- Dataset rows -
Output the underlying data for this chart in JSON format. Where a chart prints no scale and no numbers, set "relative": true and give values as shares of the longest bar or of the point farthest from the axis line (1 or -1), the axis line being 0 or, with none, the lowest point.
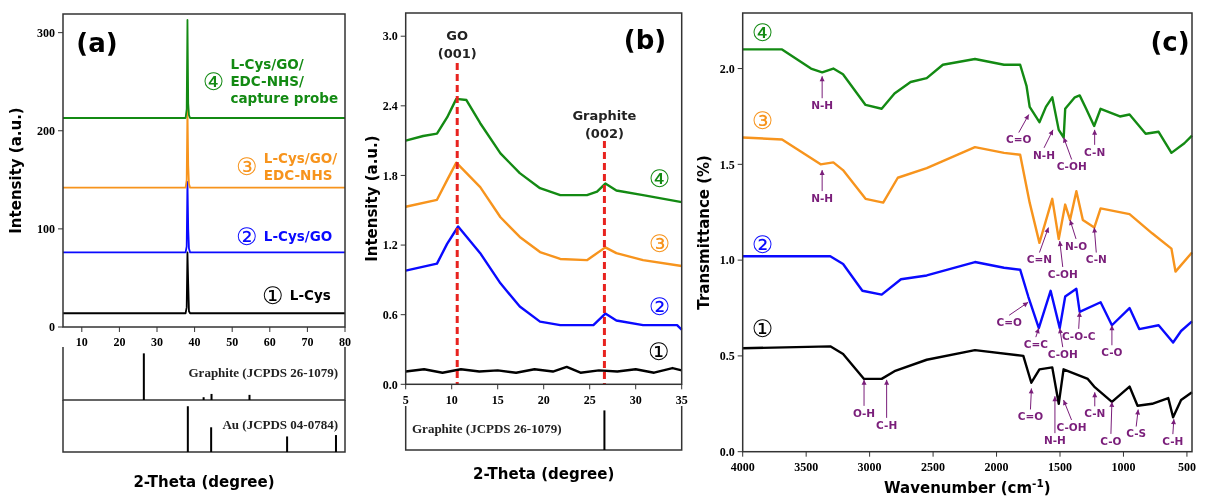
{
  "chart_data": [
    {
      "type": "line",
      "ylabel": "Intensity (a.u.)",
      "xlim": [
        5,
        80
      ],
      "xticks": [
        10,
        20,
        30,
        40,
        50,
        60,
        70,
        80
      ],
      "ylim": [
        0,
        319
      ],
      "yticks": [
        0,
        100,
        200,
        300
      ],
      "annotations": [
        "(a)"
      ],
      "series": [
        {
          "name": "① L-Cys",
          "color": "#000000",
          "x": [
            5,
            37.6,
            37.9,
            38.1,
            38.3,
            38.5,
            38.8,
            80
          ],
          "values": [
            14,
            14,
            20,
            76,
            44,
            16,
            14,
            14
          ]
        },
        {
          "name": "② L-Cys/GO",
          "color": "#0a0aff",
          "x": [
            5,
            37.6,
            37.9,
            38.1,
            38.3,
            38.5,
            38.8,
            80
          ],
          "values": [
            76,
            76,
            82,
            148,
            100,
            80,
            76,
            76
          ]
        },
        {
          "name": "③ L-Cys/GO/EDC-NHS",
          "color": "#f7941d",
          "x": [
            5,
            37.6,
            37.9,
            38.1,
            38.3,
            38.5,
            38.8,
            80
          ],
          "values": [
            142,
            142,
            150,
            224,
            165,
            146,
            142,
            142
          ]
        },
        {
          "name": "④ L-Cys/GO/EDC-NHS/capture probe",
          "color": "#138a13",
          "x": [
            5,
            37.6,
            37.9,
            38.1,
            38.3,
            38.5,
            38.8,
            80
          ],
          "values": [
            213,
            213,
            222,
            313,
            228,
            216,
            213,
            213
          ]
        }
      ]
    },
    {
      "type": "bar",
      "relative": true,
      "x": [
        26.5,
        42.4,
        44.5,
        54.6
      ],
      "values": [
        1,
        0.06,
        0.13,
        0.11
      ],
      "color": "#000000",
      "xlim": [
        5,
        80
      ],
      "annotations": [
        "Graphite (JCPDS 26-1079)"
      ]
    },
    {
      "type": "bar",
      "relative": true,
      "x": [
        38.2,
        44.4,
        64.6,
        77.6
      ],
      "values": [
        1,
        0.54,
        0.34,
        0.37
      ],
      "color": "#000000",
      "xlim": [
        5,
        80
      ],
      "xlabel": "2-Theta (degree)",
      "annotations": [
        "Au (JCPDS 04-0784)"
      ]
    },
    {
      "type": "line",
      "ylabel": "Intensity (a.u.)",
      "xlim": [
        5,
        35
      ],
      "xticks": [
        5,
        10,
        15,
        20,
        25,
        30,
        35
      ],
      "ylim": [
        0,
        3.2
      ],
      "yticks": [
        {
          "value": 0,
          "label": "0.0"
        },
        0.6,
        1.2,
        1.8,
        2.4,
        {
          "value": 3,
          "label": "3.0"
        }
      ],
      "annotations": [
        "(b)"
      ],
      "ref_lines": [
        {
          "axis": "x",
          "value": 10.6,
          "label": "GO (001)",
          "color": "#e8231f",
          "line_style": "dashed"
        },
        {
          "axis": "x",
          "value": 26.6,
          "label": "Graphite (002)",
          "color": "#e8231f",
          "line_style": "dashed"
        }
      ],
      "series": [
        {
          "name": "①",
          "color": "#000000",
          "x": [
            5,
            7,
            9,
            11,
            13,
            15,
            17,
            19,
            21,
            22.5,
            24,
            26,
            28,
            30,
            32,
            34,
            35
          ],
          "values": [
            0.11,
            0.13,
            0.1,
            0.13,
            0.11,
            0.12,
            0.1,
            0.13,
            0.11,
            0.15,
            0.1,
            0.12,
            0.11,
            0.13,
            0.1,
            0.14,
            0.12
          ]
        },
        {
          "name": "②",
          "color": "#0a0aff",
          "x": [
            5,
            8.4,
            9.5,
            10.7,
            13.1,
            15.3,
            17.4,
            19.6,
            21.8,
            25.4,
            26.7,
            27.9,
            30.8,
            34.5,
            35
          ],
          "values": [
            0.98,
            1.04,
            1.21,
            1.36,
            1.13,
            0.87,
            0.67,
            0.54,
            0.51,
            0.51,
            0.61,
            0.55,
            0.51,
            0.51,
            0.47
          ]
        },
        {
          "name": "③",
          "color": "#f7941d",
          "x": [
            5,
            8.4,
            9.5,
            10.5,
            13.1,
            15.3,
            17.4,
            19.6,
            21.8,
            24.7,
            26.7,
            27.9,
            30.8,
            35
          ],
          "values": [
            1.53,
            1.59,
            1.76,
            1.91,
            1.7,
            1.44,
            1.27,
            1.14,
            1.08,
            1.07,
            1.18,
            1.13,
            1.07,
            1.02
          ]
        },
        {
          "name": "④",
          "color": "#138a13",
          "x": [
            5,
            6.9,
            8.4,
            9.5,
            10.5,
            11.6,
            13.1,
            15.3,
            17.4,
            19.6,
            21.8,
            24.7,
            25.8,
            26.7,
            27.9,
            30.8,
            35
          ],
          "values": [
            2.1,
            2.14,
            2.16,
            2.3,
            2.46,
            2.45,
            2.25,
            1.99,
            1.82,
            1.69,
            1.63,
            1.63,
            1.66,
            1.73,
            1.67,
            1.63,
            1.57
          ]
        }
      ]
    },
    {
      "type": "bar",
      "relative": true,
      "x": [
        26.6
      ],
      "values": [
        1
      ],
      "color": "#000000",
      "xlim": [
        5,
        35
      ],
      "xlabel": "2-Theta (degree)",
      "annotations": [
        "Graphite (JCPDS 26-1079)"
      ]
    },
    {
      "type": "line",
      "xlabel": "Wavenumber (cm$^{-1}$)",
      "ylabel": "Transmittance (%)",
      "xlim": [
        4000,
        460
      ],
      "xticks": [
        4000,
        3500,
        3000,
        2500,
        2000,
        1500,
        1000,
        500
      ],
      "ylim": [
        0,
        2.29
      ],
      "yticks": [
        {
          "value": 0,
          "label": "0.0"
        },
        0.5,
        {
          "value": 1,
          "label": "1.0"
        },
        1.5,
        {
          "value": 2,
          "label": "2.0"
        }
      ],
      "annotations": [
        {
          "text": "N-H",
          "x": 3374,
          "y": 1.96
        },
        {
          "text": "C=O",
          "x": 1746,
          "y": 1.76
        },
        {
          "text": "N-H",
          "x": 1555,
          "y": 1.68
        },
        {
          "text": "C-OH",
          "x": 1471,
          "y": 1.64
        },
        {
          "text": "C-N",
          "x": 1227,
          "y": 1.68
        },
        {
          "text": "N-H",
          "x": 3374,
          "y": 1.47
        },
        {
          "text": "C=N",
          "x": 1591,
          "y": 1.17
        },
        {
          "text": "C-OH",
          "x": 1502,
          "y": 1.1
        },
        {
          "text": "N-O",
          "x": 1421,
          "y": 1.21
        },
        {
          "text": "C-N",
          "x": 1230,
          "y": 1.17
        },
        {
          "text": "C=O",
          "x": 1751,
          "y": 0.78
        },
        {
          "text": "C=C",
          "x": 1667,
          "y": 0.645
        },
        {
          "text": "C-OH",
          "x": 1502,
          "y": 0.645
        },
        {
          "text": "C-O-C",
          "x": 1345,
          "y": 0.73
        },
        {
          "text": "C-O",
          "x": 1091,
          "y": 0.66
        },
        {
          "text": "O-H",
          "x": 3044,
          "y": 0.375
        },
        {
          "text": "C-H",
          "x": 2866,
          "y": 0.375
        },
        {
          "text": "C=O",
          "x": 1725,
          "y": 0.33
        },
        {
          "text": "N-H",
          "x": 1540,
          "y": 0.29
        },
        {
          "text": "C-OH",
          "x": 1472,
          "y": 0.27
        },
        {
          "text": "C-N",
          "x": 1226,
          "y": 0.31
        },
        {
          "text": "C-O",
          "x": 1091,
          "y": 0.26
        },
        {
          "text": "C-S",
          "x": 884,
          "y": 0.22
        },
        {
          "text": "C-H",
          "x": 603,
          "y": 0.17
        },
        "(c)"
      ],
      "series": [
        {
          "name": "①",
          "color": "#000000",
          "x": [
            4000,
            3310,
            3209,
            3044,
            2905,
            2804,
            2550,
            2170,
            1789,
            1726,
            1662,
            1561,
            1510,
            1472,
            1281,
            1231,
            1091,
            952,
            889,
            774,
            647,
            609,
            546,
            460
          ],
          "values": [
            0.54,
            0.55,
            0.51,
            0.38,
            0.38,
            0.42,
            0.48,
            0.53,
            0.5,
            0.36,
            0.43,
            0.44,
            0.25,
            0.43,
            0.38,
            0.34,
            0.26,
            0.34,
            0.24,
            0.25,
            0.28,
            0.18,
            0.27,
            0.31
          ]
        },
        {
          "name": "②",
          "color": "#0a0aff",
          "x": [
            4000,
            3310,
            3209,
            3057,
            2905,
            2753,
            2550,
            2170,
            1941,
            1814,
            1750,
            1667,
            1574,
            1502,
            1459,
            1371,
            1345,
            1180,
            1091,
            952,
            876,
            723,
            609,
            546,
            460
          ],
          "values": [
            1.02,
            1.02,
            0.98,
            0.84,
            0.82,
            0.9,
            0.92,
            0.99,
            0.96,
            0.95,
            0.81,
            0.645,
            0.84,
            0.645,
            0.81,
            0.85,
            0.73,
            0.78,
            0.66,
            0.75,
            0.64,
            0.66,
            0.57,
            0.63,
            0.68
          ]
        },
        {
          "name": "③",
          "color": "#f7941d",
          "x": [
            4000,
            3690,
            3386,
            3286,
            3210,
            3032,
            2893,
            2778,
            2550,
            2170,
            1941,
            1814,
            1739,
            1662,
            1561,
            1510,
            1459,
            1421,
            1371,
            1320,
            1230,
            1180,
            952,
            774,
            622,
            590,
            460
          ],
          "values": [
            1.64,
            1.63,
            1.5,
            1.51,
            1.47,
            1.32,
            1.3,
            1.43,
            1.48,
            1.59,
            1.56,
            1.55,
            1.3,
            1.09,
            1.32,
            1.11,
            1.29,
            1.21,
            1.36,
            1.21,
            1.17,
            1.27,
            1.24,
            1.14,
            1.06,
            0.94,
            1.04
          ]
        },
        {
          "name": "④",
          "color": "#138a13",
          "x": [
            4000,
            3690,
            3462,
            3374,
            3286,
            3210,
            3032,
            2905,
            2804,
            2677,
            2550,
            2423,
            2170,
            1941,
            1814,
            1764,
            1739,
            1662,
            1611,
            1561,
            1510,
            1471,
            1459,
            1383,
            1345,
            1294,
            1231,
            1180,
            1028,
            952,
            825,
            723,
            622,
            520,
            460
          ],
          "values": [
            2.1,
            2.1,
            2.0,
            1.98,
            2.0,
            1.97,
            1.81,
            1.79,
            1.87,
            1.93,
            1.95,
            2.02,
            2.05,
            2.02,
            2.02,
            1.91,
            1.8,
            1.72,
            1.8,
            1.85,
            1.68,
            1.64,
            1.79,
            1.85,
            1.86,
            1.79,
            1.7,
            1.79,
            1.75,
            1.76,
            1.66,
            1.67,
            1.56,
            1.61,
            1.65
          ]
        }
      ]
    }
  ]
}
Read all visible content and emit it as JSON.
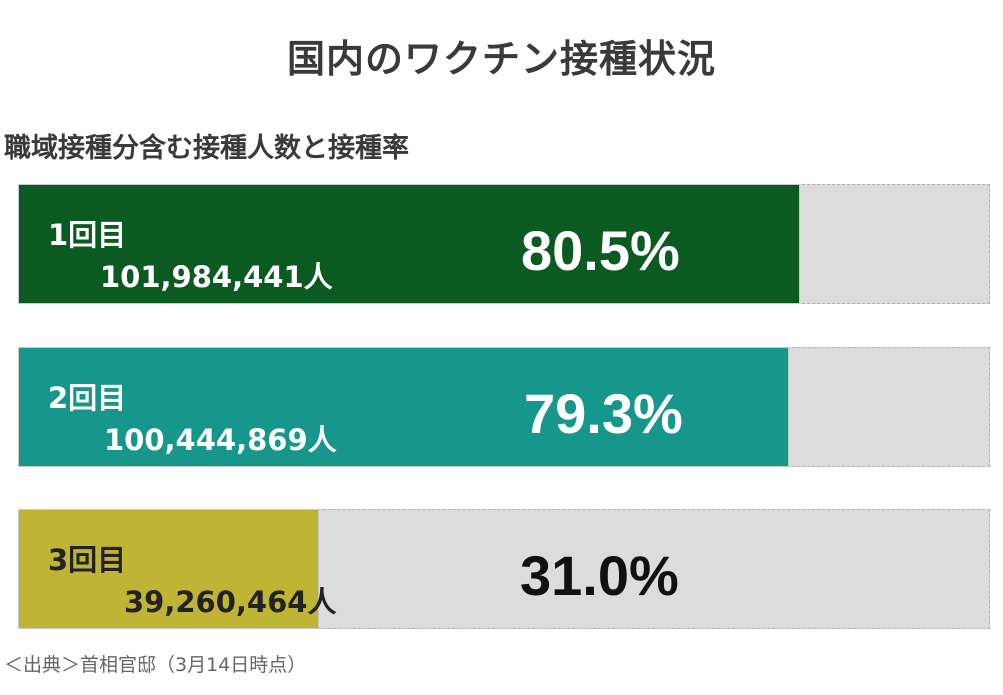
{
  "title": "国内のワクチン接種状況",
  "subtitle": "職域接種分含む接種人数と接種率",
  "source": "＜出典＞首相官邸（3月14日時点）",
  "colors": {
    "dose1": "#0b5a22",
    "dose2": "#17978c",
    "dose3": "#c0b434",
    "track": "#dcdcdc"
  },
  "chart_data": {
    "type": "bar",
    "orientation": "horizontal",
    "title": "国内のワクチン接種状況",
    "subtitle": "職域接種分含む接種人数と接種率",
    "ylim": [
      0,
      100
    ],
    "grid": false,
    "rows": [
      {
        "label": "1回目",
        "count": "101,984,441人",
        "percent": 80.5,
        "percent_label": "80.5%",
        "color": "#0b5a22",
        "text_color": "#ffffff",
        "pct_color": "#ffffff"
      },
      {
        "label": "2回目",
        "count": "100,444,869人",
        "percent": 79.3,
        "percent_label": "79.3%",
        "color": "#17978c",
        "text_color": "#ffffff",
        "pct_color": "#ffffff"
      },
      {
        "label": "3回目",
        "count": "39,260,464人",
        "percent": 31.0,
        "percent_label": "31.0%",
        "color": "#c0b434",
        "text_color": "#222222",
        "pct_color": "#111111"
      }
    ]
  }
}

- Stated exercise -
In the records above, locate every line with the string "国内のワクチン接種状況" and copy it.

- Output of the exercise -
  "title": "国内のワクチン接種状況",
    "title": "国内のワクチン接種状況",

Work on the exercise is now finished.